:: Listed entries ::

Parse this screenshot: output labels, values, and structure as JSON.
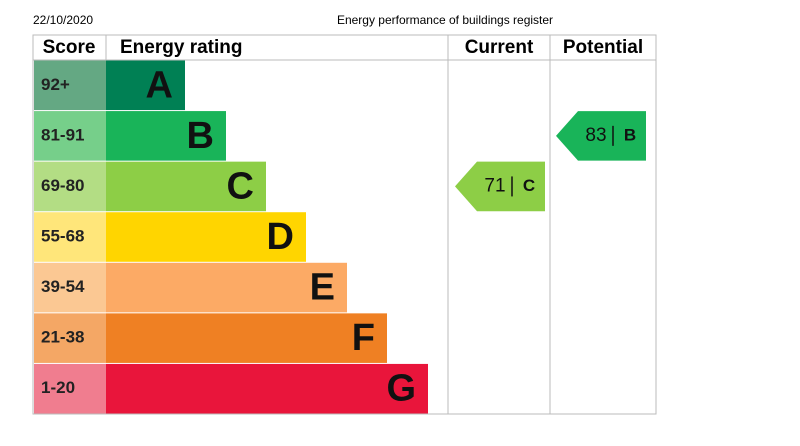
{
  "header": {
    "date": "22/10/2020",
    "title": "Energy performance of buildings register"
  },
  "table": {
    "columns": [
      "Score",
      "Energy rating",
      "Current",
      "Potential"
    ],
    "bands": [
      {
        "score": "92+",
        "rating": "A",
        "color": "#008054",
        "score_color": "#64a883"
      },
      {
        "score": "81-91",
        "rating": "B",
        "color": "#19b459",
        "score_color": "#76cf8a"
      },
      {
        "score": "69-80",
        "rating": "C",
        "color": "#8dce46",
        "score_color": "#b3dd84"
      },
      {
        "score": "55-68",
        "rating": "D",
        "color": "#ffd500",
        "score_color": "#ffe67a"
      },
      {
        "score": "39-54",
        "rating": "E",
        "color": "#fcaa65",
        "score_color": "#fbc893"
      },
      {
        "score": "21-38",
        "rating": "F",
        "color": "#ef8023",
        "score_color": "#f4a765"
      },
      {
        "score": "1-20",
        "rating": "G",
        "color": "#e9153b",
        "score_color": "#f07d8f"
      }
    ]
  },
  "current": {
    "score": "71",
    "rating": "C"
  },
  "potential": {
    "score": "83",
    "rating": "B"
  }
}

:::

[What you need to do] Using the entries above, return each line that includes the word "Energy".

[Full response]
    "title": "Energy performance of buildings register"
      "Energy rating",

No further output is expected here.